--- Start Supplied information ---

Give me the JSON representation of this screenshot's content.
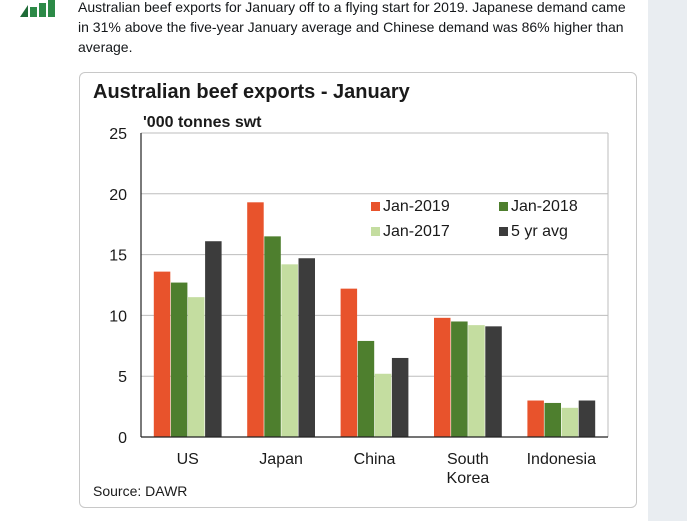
{
  "tweet": {
    "text": "Australian beef exports for January off to a flying start for 2019. Japanese demand came in 31% above the five-year January average and Chinese demand was 86% higher than average."
  },
  "chart_data": {
    "type": "bar",
    "title": "Australian beef exports - January",
    "ylabel": "'000 tonnes swt",
    "xlabel": "",
    "ylim": [
      0,
      25
    ],
    "yticks": [
      0,
      5,
      10,
      15,
      20,
      25
    ],
    "categories": [
      "US",
      "Japan",
      "China",
      "South Korea",
      "Indonesia"
    ],
    "category_lines": [
      [
        "US"
      ],
      [
        "Japan"
      ],
      [
        "China"
      ],
      [
        "South",
        "Korea"
      ],
      [
        "Indonesia"
      ]
    ],
    "series": [
      {
        "name": "Jan-2019",
        "color": "#e8532c",
        "values": [
          13.6,
          19.3,
          12.2,
          9.8,
          3.0
        ]
      },
      {
        "name": "Jan-2018",
        "color": "#4e7f2e",
        "values": [
          12.7,
          16.5,
          7.9,
          9.5,
          2.8
        ]
      },
      {
        "name": "Jan-2017",
        "color": "#c4dda0",
        "values": [
          11.5,
          14.2,
          5.2,
          9.2,
          2.4
        ]
      },
      {
        "name": "5 yr avg",
        "color": "#3c3c3c",
        "values": [
          16.1,
          14.7,
          6.5,
          9.1,
          3.0
        ]
      }
    ],
    "grid": true,
    "legend_position": "top-right",
    "source": "Source: DAWR"
  }
}
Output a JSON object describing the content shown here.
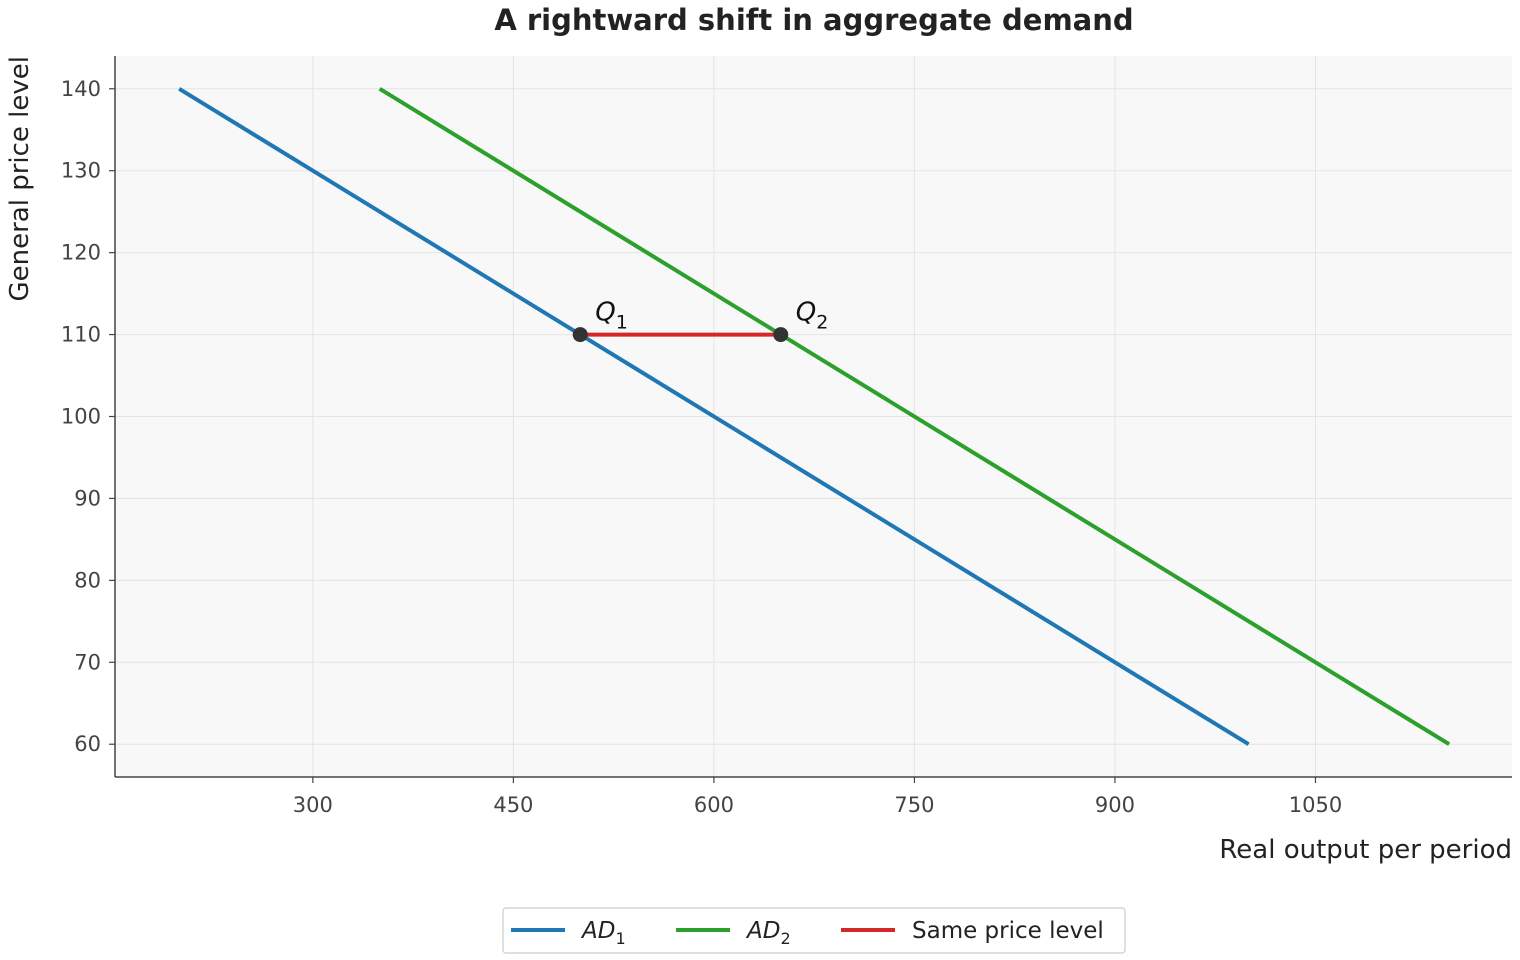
{
  "chart_data": {
    "type": "line",
    "title": "A rightward shift in aggregate demand",
    "xlabel": "Real output per period",
    "ylabel": "General price level",
    "xlim": [
      152,
      1197
    ],
    "ylim": [
      56,
      144
    ],
    "xticks": [
      300,
      450,
      600,
      750,
      900,
      1050
    ],
    "yticks": [
      60,
      70,
      80,
      90,
      100,
      110,
      120,
      130,
      140
    ],
    "grid": true,
    "legend_position": "bottom-center",
    "series": [
      {
        "name": "AD",
        "name_sub": "1",
        "color": "#1f77b4",
        "x": [
          200,
          1000
        ],
        "y": [
          140,
          60
        ]
      },
      {
        "name": "AD",
        "name_sub": "2",
        "color": "#2ca02c",
        "x": [
          350,
          1150
        ],
        "y": [
          140,
          60
        ]
      },
      {
        "name": "Same price level",
        "name_sub": "",
        "color": "#d62728",
        "x": [
          500,
          650
        ],
        "y": [
          110,
          110
        ]
      }
    ],
    "points": [
      {
        "label": "Q",
        "label_sub": "1",
        "x": 500,
        "y": 110,
        "color": "#333333"
      },
      {
        "label": "Q",
        "label_sub": "2",
        "x": 650,
        "y": 110,
        "color": "#333333"
      }
    ]
  }
}
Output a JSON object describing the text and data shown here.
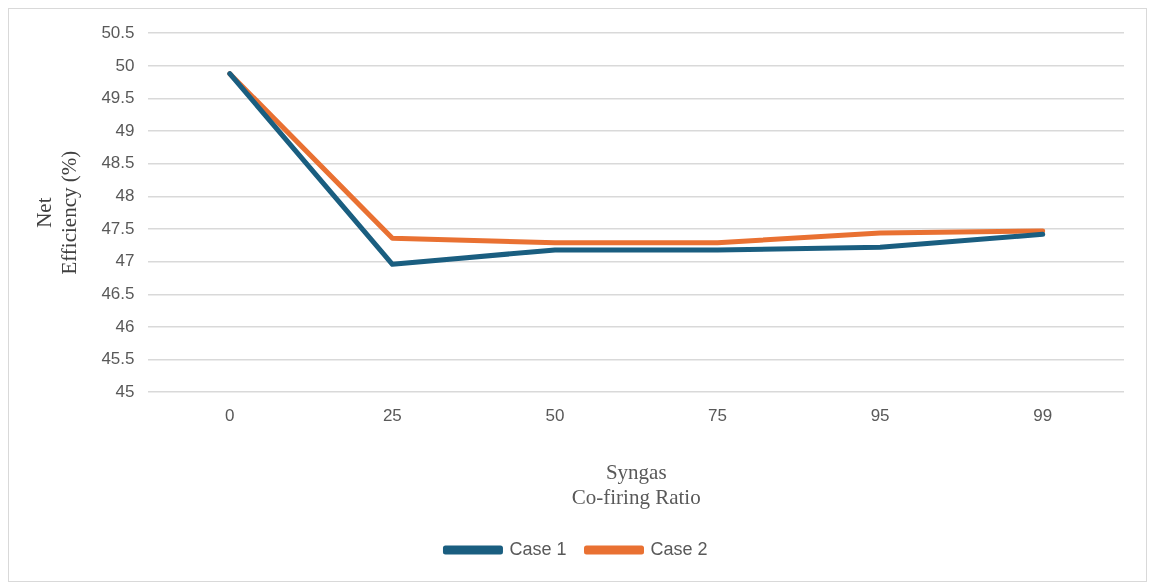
{
  "chart_data": {
    "type": "line",
    "xlabel": "Syngas\nCo-firing Ratio",
    "ylabel": "Net\nEfficiency (%)",
    "categories": [
      "0",
      "25",
      "50",
      "75",
      "95",
      "99"
    ],
    "series": [
      {
        "name": "Case 1",
        "color": "#1a5e80",
        "values": [
          49.88,
          46.96,
          47.18,
          47.18,
          47.22,
          47.42
        ]
      },
      {
        "name": "Case 2",
        "color": "#e97132",
        "values": [
          49.88,
          47.36,
          47.29,
          47.29,
          47.44,
          47.47
        ]
      }
    ],
    "ylim": [
      45,
      50.5
    ],
    "yticks": [
      45,
      45.5,
      46,
      46.5,
      47,
      47.5,
      48,
      48.5,
      49,
      49.5,
      50,
      50.5
    ],
    "grid": "y",
    "legend": "bottom",
    "marker": "none",
    "line_style": "solid"
  }
}
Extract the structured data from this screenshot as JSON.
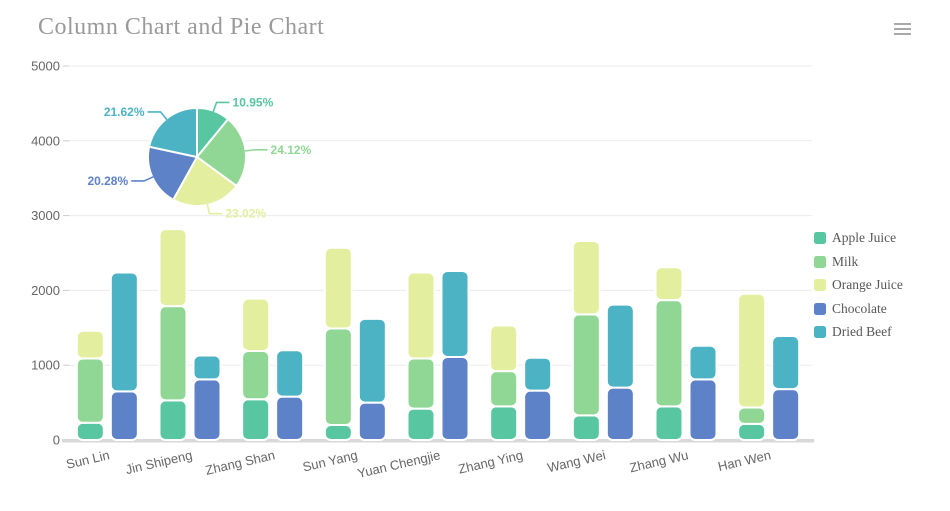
{
  "header": {
    "title": "Column Chart and Pie Chart"
  },
  "toolbar": {
    "menu_icon": "hamburger-icon"
  },
  "colors": {
    "series": {
      "Apple Juice": "#57c6a1",
      "Milk": "#90d795",
      "Orange Juice": "#e3ef9e",
      "Chocolate": "#5e82c8",
      "Dried Beef": "#4cb3c4"
    },
    "title_text": "#9a9a9a",
    "axis_text": "#666666",
    "legend_text": "#575757",
    "grid_line": "#ececec",
    "axis_line": "#d8d8d8",
    "icon": "#a9a9a9",
    "background": "#ffffff"
  },
  "legend": {
    "position": "right",
    "items": [
      "Apple Juice",
      "Milk",
      "Orange Juice",
      "Chocolate",
      "Dried Beef"
    ]
  },
  "chart_data": [
    {
      "type": "bar",
      "stacked": true,
      "title": "Column Chart and Pie Chart",
      "categories": [
        "Sun Lin",
        "Jin Shipeng",
        "Zhang Shan",
        "Sun Yang",
        "Yuan Chengjie",
        "Zhang Ying",
        "Wang Wei",
        "Zhang Wu",
        "Han Wen"
      ],
      "stacks": [
        {
          "name": "drinks-stack",
          "series": [
            {
              "name": "Apple Juice",
              "values": [
                230,
                530,
                545,
                200,
                420,
                450,
                330,
                450,
                215
              ]
            },
            {
              "name": "Milk",
              "values": [
                860,
                1260,
                645,
                1290,
                670,
                470,
                1350,
                1420,
                220
              ]
            },
            {
              "name": "Orange Juice",
              "values": [
                370,
                1030,
                700,
                1080,
                1150,
                610,
                980,
                440,
                1520
              ]
            }
          ]
        },
        {
          "name": "food-stack",
          "series": [
            {
              "name": "Chocolate",
              "values": [
                650,
                810,
                580,
                500,
                1110,
                660,
                700,
                810,
                680
              ]
            },
            {
              "name": "Dried Beef",
              "values": [
                1590,
                320,
                620,
                1120,
                1150,
                440,
                1110,
                450,
                710
              ]
            }
          ]
        }
      ],
      "xlabel": "",
      "ylabel": "",
      "ylim": [
        0,
        5000
      ],
      "yticks": [
        0,
        1000,
        2000,
        3000,
        4000,
        5000
      ],
      "grid": true,
      "legend_position": "right"
    },
    {
      "type": "pie",
      "start": "top",
      "direction": "clockwise",
      "slices": [
        {
          "name": "Apple Juice",
          "label": "10.95%",
          "value": 10.95
        },
        {
          "name": "Milk",
          "label": "24.12%",
          "value": 24.12
        },
        {
          "name": "Orange Juice",
          "label": "23.02%",
          "value": 23.02
        },
        {
          "name": "Chocolate",
          "label": "20.28%",
          "value": 20.28
        },
        {
          "name": "Dried Beef",
          "label": "21.62%",
          "value": 21.62
        }
      ]
    }
  ]
}
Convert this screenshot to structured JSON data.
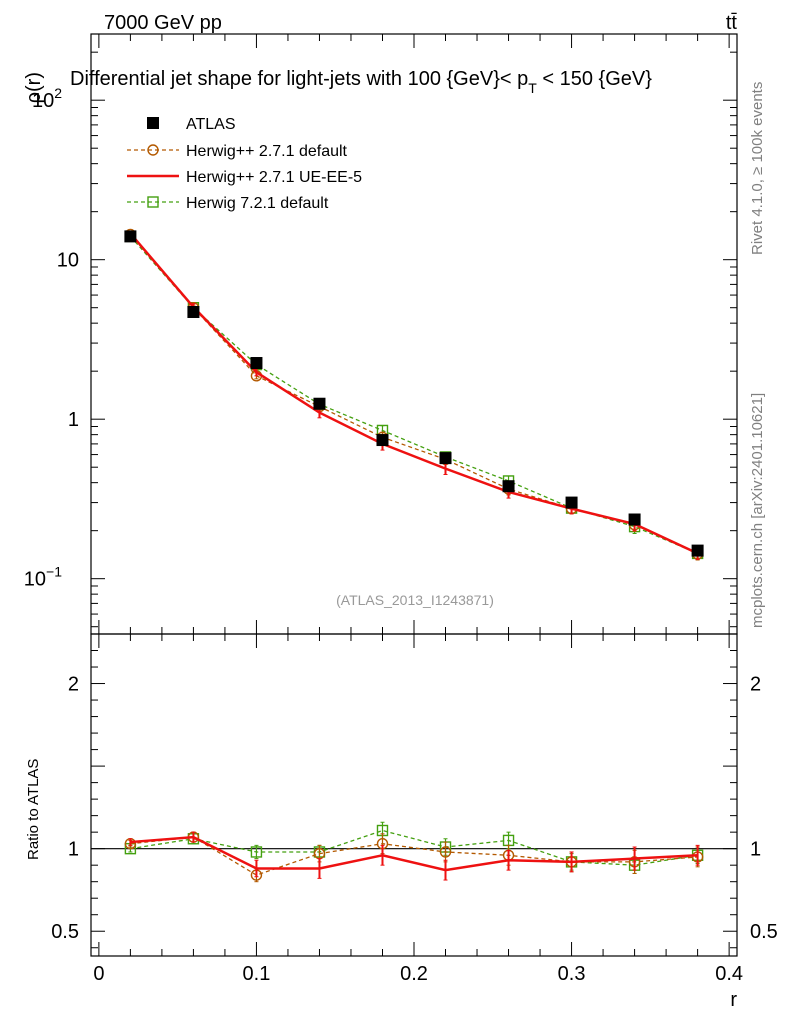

--- End Supplied information ---

→ **Exercise**:
From the listing above, find the number of lines with the word "true" in them. Answer with the number only.

→ **Answer**:
4